▸ **Assignment**: Could you output every record again, exactly as given?

▸ **Task inputs**:
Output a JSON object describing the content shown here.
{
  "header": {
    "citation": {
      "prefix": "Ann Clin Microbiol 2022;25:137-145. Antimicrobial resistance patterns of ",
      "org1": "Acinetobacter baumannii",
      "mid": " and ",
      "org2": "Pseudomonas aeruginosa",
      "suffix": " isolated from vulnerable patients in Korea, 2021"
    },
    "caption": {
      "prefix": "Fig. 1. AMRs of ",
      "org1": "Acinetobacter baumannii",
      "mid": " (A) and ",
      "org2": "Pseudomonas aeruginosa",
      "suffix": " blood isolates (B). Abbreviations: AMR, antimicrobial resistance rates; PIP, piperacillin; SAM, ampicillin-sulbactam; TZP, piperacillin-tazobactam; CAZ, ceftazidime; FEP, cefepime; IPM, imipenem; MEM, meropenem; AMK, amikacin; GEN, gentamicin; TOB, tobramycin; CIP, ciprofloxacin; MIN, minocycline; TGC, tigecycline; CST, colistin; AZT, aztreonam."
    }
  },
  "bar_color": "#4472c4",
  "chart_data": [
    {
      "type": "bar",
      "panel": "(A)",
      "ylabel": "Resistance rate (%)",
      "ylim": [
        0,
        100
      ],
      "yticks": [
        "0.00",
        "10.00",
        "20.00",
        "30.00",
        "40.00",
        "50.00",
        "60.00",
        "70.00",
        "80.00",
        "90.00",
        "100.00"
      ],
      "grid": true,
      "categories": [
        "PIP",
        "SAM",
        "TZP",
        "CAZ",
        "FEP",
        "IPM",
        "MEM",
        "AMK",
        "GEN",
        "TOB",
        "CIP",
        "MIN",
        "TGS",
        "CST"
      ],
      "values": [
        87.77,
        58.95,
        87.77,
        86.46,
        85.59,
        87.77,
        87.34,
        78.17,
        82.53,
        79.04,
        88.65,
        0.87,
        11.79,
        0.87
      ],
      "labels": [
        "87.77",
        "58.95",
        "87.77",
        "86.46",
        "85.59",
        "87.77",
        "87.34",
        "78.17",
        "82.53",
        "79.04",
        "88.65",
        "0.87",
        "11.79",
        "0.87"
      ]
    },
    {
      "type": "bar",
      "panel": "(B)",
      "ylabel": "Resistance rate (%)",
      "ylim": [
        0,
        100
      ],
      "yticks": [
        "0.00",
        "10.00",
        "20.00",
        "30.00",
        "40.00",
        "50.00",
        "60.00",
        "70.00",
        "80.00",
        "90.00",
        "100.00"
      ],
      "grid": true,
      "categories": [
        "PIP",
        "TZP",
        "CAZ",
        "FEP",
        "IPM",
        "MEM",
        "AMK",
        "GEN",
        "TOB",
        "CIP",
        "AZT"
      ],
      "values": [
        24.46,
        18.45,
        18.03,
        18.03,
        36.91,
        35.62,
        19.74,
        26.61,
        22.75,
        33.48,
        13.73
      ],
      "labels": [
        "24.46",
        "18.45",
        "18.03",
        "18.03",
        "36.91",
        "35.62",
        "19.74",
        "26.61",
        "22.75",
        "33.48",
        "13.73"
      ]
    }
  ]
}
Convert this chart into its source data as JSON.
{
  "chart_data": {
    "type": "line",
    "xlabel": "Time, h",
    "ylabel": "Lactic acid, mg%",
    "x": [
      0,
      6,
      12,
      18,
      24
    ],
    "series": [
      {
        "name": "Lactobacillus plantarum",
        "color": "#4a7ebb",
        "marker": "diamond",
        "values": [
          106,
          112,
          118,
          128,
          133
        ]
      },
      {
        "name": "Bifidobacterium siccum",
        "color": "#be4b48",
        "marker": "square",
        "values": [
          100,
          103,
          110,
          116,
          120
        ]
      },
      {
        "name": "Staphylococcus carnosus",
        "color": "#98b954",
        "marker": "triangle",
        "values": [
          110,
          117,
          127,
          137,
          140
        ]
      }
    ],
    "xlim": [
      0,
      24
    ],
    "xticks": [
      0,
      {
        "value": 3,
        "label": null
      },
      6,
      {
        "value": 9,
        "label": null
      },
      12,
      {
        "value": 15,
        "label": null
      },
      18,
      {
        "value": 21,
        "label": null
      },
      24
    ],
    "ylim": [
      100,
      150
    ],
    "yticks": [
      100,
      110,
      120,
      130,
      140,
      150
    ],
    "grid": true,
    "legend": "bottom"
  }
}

▸ **Answer for the task**:
Output a JSON object describing the content shown here.
{
  "header": {
    "citation": {
      "prefix": "Ann Clin Microbiol 2022;25:137-145. Antimicrobial resistance patterns of ",
      "org1": "Acinetobacter baumannii",
      "mid": " and ",
      "org2": "Pseudomonas aeruginosa",
      "suffix": " isolated from vulnerable patients in Korea, 2021"
    },
    "caption": {
      "prefix": "Fig. 1. AMRs of ",
      "org1": "Acinetobacter baumannii",
      "mid": " (A) and ",
      "org2": "Pseudomonas aeruginosa",
      "suffix": " blood isolates (B). Abbreviations: AMR, antimicrobial resistance rates; PIP, piperacillin; SAM, ampicillin-sulbactam; TZP, piperacillin-tazobactam; CAZ, ceftazidime; FEP, cefepime; IPM, imipenem; MEM, meropenem; AMK, amikacin; GEN, gentamicin; TOB, tobramycin; CIP, ciprofloxacin; MIN, minocycline; TGC, tigecycline; CST, colistin; AZT, aztreonam."
    }
  },
  "bar_color": "#4472c4",
  "chart_data": [
    {
      "type": "bar",
      "panel": "(A)",
      "ylabel": "Resistance rate (%)",
      "ylim": [
        0,
        100
      ],
      "yticks": [
        "0.00",
        "10.00",
        "20.00",
        "30.00",
        "40.00",
        "50.00",
        "60.00",
        "70.00",
        "80.00",
        "90.00",
        "100.00"
      ],
      "grid": true,
      "categories": [
        "PIP",
        "SAM",
        "TZP",
        "CAZ",
        "FEP",
        "IPM",
        "MEM",
        "AMK",
        "GEN",
        "TOB",
        "CIP",
        "MIN",
        "TGS",
        "CST"
      ],
      "values": [
        87.77,
        58.95,
        87.77,
        86.46,
        85.59,
        87.77,
        87.34,
        78.17,
        82.53,
        79.04,
        88.65,
        0.87,
        11.79,
        0.87
      ],
      "labels": [
        "87.77",
        "58.95",
        "87.77",
        "86.46",
        "85.59",
        "87.77",
        "87.34",
        "78.17",
        "82.53",
        "79.04",
        "88.65",
        "0.87",
        "11.79",
        "0.87"
      ]
    },
    {
      "type": "bar",
      "panel": "(B)",
      "ylabel": "Resistance rate (%)",
      "ylim": [
        0,
        100
      ],
      "yticks": [
        "0.00",
        "10.00",
        "20.00",
        "30.00",
        "40.00",
        "50.00",
        "60.00",
        "70.00",
        "80.00",
        "90.00",
        "100.00"
      ],
      "grid": true,
      "categories": [
        "PIP",
        "TZP",
        "CAZ",
        "FEP",
        "IPM",
        "MEM",
        "AMK",
        "GEN",
        "TOB",
        "CIP",
        "AZT"
      ],
      "values": [
        24.46,
        18.45,
        18.03,
        18.03,
        36.91,
        35.62,
        19.74,
        26.61,
        22.75,
        33.48,
        13.73
      ],
      "labels": [
        "24.46",
        "18.45",
        "18.03",
        "18.03",
        "36.91",
        "35.62",
        "19.74",
        "26.61",
        "22.75",
        "33.48",
        "13.73"
      ]
    }
  ]
}
Convert this chart into its source data as JSON.
{
  "chart_data": {
    "type": "line",
    "xlabel": "Time, h",
    "ylabel": "Lactic acid, mg%",
    "x": [
      0,
      6,
      12,
      18,
      24
    ],
    "series": [
      {
        "name": "Lactobacillus plantarum",
        "color": "#4a7ebb",
        "marker": "diamond",
        "values": [
          106,
          112,
          118,
          128,
          133
        ]
      },
      {
        "name": "Bifidobacterium siccum",
        "color": "#be4b48",
        "marker": "square",
        "values": [
          100,
          103,
          110,
          116,
          120
        ]
      },
      {
        "name": "Staphylococcus carnosus",
        "color": "#98b954",
        "marker": "triangle",
        "values": [
          110,
          117,
          127,
          137,
          140
        ]
      }
    ],
    "xlim": [
      0,
      24
    ],
    "xticks": [
      0,
      {
        "value": 3,
        "label": null
      },
      6,
      {
        "value": 9,
        "label": null
      },
      12,
      {
        "value": 15,
        "label": null
      },
      18,
      {
        "value": 21,
        "label": null
      },
      24
    ],
    "ylim": [
      100,
      150
    ],
    "yticks": [
      100,
      110,
      120,
      130,
      140,
      150
    ],
    "grid": true,
    "legend": "bottom"
  }
}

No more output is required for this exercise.